**ЗАДАНИЕ:** Приведите дословно и целиком текст о Версилове и Ставрогине.

**ДОКУМЕНТ:**

Версилов — это Ставрогин, уже достигший зрелого, предстарческого возраста, совершенного жизненного опыта. Та романтическая дымка дали, наследие байроновских героев, которая все еще окутывает Николая Ставрогина, «Ивана-царевича», «Гришку Отрепьева», здесь уже окончательно рассеялась, и мы видим не только трагическое, но и будничное, даже иногда почти комическое лицо героя. Отношение к нему Достоевского спокойнее, ровнее, примиреннее и справедливее. Он больше любит и потому лучше знает его. Мы слышим не только о нем, но и его самого; не только ученики, но и сам учитель «вещает нам свои огромные слова». Тайна, впрочем, остается и в Версилове. «Я видел ясно, — говорит Подросток, — что в нем всегда как бы оставалась какая-то тайна; это-то и привлекало меня к нему все больше и больше». Тайна Версилова есть тайна Ставрогина и самого Достоевского — вечная тайна раздвоения. Но в Версилове она менее отталкивающая, более привлекательная, потому что более сознательно религиозная, чем в Ставрогине. Если и герою «Подростка» не суждено победить раздвоения, то он все-таки ближе к победе, чем герой «Бесов». Версилов, впрочем, определяет сущность свою так же, как Ставрогин.

**ИЗВЛЕЧЁННЫЕ ЗАПИСИ:**

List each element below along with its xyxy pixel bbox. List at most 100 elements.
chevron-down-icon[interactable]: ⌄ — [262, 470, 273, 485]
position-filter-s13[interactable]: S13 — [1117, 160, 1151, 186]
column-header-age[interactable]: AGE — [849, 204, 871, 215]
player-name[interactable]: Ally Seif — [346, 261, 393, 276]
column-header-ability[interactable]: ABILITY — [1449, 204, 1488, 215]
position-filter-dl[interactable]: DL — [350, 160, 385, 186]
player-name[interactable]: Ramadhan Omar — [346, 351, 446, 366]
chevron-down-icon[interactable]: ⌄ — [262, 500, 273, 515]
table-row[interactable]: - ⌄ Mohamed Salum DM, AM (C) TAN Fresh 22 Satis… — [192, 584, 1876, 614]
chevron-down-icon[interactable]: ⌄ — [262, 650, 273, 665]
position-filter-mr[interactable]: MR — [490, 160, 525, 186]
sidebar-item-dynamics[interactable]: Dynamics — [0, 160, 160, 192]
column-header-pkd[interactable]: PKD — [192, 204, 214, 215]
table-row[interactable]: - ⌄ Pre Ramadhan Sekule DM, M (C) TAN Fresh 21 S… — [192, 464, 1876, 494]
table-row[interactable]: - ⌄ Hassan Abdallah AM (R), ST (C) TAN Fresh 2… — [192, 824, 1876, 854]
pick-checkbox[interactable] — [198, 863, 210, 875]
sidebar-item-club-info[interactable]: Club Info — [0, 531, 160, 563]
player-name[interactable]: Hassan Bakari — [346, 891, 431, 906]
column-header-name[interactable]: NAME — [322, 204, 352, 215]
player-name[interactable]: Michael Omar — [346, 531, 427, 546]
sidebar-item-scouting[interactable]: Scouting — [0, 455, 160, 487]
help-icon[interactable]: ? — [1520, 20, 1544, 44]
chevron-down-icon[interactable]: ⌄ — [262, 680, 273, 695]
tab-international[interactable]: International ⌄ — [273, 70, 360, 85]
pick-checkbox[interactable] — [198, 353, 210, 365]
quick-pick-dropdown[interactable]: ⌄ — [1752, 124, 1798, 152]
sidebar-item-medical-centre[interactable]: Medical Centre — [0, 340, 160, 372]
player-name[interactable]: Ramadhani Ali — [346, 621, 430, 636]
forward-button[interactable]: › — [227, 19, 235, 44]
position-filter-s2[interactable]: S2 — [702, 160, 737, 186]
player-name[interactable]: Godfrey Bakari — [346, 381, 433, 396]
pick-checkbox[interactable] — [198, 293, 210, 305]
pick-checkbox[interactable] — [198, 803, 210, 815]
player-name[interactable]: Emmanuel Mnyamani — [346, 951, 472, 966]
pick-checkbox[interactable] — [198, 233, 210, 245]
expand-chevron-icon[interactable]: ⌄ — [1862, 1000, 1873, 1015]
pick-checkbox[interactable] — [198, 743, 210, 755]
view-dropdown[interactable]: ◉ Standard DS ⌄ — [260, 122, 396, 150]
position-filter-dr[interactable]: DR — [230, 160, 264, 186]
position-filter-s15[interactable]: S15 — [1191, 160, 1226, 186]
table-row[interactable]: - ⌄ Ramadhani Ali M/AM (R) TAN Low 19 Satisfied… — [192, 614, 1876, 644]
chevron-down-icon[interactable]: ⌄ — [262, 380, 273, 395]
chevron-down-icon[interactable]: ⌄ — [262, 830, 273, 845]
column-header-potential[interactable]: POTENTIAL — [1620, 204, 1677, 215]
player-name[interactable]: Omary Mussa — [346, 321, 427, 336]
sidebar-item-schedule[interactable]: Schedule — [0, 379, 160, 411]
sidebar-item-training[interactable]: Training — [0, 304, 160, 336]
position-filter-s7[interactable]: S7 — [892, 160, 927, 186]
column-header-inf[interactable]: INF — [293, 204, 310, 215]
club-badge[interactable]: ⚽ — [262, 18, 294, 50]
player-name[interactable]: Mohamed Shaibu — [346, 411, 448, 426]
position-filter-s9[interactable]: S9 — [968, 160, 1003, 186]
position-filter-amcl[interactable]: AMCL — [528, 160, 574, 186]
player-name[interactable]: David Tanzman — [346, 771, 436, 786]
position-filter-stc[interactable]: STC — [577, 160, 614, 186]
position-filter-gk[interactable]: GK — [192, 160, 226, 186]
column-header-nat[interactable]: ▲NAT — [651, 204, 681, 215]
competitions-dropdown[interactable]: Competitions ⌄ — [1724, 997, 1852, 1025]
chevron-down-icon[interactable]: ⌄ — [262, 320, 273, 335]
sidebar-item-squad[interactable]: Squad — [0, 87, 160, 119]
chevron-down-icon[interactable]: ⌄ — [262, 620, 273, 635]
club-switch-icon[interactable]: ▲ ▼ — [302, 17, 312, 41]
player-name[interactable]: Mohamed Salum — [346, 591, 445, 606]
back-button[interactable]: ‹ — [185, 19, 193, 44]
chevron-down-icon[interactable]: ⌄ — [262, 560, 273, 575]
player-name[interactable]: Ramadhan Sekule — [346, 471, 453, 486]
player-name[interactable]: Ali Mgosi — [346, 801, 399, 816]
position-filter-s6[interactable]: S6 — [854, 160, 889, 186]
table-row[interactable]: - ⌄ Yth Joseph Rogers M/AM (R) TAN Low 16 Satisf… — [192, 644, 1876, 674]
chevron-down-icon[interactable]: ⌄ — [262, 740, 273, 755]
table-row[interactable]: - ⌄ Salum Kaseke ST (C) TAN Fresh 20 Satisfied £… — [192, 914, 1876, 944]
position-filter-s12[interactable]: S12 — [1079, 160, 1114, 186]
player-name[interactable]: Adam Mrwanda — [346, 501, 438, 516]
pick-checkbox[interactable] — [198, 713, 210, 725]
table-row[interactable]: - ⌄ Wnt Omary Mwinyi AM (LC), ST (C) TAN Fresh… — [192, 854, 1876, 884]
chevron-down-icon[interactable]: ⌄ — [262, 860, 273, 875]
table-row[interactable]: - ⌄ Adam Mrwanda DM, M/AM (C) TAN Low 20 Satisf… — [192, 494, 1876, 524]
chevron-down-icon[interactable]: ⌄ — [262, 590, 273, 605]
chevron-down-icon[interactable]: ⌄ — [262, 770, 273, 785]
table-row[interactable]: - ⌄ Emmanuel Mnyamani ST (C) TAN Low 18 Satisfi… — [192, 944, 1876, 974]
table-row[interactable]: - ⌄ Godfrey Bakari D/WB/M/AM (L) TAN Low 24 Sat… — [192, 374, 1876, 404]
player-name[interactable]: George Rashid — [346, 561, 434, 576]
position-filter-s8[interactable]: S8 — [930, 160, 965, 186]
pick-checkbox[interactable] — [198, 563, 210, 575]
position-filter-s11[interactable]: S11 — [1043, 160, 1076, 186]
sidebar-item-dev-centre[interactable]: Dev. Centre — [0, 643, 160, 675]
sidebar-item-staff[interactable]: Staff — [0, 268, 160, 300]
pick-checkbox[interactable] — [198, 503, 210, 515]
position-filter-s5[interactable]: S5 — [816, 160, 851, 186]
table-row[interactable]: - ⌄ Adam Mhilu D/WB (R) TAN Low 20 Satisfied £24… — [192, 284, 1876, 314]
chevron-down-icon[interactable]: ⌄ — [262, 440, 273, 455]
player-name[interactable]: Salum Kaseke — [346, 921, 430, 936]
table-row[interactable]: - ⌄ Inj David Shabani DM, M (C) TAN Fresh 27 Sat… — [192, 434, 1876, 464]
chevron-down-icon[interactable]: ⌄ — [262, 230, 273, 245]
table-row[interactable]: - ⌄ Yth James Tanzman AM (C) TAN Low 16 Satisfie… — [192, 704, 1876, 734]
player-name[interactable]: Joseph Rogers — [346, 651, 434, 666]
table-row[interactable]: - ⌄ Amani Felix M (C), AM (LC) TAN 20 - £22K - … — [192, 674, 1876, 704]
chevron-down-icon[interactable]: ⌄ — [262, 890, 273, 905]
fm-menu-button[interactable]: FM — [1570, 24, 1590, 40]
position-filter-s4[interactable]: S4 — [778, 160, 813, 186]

**РЕЗУЛЬТАТ ЗАДАНИЯ:**
Версилов — это Ставрогин, уже достигший зрелого, предстарческого возраста, совершенного жизненного опыта. Та романтическая дымка дали, наследие байроновских героев, которая все еще окутывает Николая Ставрогина, «Ивана-царевича», «Гришку Отрепьева», здесь уже окончательно рассеялась, и мы видим не только трагическое, но и будничное, даже иногда почти комическое лицо героя. Отношение к нему Достоевского спокойнее, ровнее, примиреннее и справедливее. Он больше любит и потому лучше знает его. Мы слышим не только о нем, но и его самого; не только ученики, но и сам учитель «вещает нам свои огромные слова». Тайна, впрочем, остается и в Версилове. «Я видел ясно, — говорит Подросток, — что в нем всегда как бы оставалась какая-то тайна; это-то и привлекало меня к нему все больше и больше». Тайна Версилова есть тайна Ставрогина и самого Достоевского — вечная тайна раздвоения. Но в Версилове она менее отталкивающая, более привлекательная, потому что более сознательно религиозная, чем в Ставрогине. Если и герою «Подростка» не суждено победить раздвоения, то он все-таки ближе к победе, чем герой «Бесов». Версилов, впрочем, определяет сущность свою так же, как Ставрогин.